What you need to do: Pull out each line of the records holding the string "Radio".

Data to use:
□ □ □

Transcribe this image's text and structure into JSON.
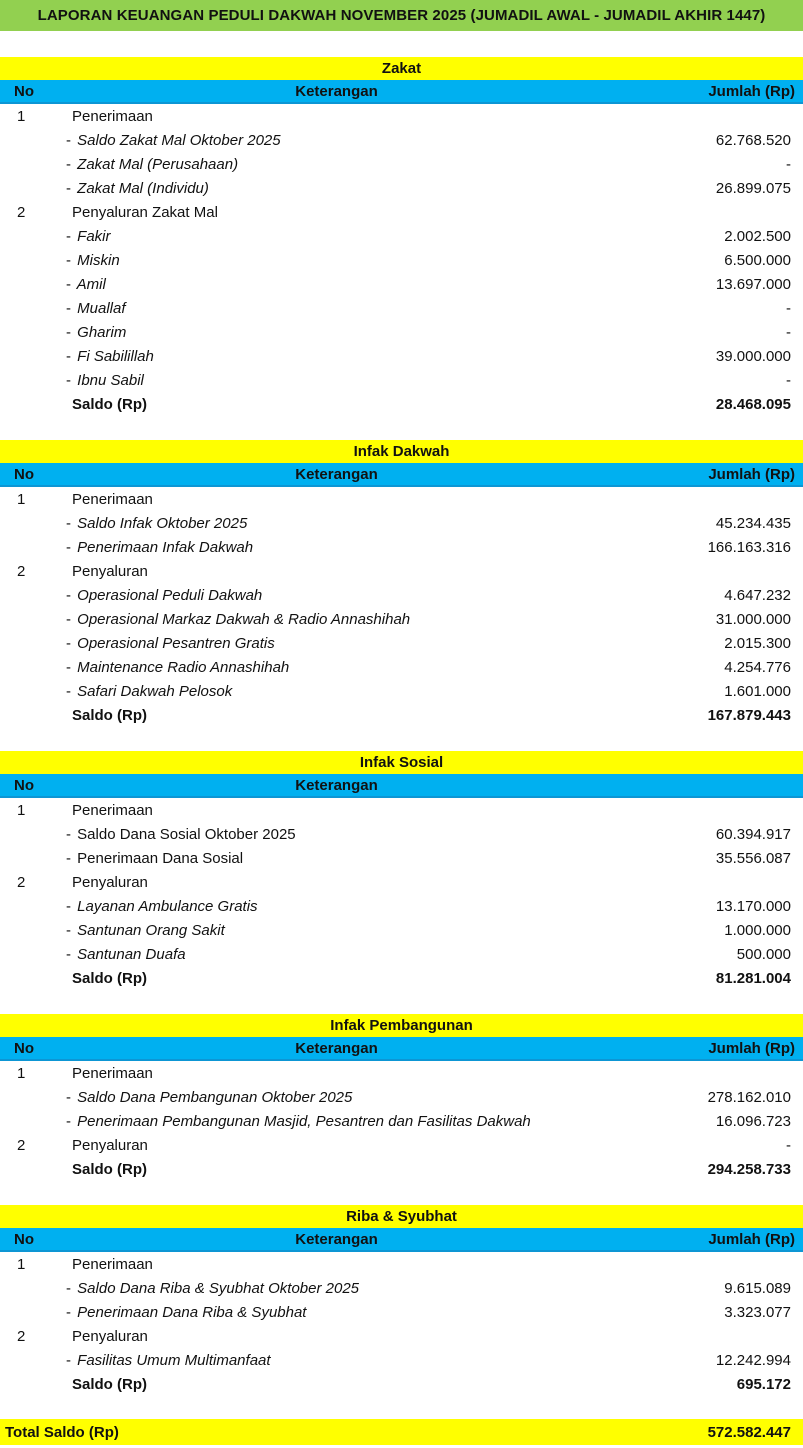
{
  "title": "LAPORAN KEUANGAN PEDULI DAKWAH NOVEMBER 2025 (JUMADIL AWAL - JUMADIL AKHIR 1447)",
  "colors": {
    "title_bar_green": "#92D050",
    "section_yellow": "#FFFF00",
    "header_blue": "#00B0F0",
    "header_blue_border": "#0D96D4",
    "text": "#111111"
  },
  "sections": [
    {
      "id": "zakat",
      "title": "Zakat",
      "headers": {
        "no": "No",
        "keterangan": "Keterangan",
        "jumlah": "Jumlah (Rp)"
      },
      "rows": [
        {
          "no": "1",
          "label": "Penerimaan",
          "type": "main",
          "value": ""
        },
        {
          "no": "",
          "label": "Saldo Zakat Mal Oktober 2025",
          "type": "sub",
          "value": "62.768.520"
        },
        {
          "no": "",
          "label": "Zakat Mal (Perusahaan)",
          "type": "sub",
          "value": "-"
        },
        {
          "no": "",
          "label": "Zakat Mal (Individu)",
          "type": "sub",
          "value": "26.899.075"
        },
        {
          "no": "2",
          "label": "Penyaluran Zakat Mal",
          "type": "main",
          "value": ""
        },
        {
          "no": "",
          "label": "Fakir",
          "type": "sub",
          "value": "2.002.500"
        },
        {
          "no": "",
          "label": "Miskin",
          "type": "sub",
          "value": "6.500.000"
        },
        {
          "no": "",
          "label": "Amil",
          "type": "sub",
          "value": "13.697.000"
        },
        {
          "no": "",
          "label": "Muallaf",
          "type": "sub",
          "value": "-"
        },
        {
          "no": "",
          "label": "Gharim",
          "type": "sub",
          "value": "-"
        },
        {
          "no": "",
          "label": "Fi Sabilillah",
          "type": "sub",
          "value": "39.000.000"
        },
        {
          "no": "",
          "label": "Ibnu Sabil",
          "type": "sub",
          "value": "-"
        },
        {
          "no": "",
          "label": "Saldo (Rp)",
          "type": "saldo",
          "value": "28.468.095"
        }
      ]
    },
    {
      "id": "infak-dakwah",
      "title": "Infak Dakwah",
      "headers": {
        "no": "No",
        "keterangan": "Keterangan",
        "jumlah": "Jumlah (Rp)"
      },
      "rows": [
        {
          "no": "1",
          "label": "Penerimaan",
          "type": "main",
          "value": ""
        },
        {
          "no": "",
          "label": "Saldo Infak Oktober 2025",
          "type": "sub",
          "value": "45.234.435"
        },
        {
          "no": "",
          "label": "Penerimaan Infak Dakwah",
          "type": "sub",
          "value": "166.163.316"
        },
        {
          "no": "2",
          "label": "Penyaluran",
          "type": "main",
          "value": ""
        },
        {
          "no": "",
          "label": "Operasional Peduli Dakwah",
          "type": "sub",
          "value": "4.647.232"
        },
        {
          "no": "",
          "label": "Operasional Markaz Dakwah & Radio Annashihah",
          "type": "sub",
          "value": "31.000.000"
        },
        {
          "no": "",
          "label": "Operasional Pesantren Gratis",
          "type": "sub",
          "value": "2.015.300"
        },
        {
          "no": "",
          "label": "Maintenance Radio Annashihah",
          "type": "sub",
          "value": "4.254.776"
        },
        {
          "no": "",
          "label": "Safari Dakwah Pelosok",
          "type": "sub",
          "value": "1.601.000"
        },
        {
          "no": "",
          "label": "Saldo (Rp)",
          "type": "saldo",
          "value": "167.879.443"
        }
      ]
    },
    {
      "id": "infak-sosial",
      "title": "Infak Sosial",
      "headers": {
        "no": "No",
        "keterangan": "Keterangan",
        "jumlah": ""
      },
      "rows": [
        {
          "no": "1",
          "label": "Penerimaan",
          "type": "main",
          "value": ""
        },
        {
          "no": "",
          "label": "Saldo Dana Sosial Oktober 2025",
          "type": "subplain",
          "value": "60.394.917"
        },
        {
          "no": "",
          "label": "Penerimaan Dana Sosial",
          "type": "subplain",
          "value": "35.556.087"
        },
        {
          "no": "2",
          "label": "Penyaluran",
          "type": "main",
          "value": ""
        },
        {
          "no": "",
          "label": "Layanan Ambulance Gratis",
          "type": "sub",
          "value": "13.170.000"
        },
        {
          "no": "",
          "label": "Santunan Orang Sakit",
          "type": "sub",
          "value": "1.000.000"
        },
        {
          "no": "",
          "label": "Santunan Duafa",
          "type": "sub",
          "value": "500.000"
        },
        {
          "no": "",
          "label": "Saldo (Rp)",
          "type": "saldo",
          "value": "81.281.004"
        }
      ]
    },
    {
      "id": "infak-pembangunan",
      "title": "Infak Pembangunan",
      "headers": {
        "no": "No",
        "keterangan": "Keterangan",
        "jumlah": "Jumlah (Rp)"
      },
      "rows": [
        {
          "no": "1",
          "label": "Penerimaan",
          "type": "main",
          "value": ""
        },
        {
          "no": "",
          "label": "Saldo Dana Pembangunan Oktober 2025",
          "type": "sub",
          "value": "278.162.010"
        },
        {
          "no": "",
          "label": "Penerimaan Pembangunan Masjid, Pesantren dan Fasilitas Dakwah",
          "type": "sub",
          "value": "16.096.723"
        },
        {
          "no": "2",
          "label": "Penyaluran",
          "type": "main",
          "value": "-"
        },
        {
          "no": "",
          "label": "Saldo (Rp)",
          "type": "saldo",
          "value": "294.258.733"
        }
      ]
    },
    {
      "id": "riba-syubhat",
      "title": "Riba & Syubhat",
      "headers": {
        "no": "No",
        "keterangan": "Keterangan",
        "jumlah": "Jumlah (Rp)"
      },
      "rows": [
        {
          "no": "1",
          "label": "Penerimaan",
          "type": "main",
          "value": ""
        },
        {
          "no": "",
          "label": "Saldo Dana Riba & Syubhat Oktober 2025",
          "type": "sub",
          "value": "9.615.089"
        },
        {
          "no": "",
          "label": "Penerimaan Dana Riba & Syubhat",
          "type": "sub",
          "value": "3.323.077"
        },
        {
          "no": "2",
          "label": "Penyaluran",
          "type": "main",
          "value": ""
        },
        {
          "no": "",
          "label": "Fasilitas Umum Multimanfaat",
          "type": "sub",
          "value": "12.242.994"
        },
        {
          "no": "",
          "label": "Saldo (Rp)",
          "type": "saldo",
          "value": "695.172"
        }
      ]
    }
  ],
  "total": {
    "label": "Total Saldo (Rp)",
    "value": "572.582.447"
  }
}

□ □ □

The answer:
          "label": "Operasional Markaz Dakwah & Radio Annashihah",
          "label": "Maintenance Radio Annashihah",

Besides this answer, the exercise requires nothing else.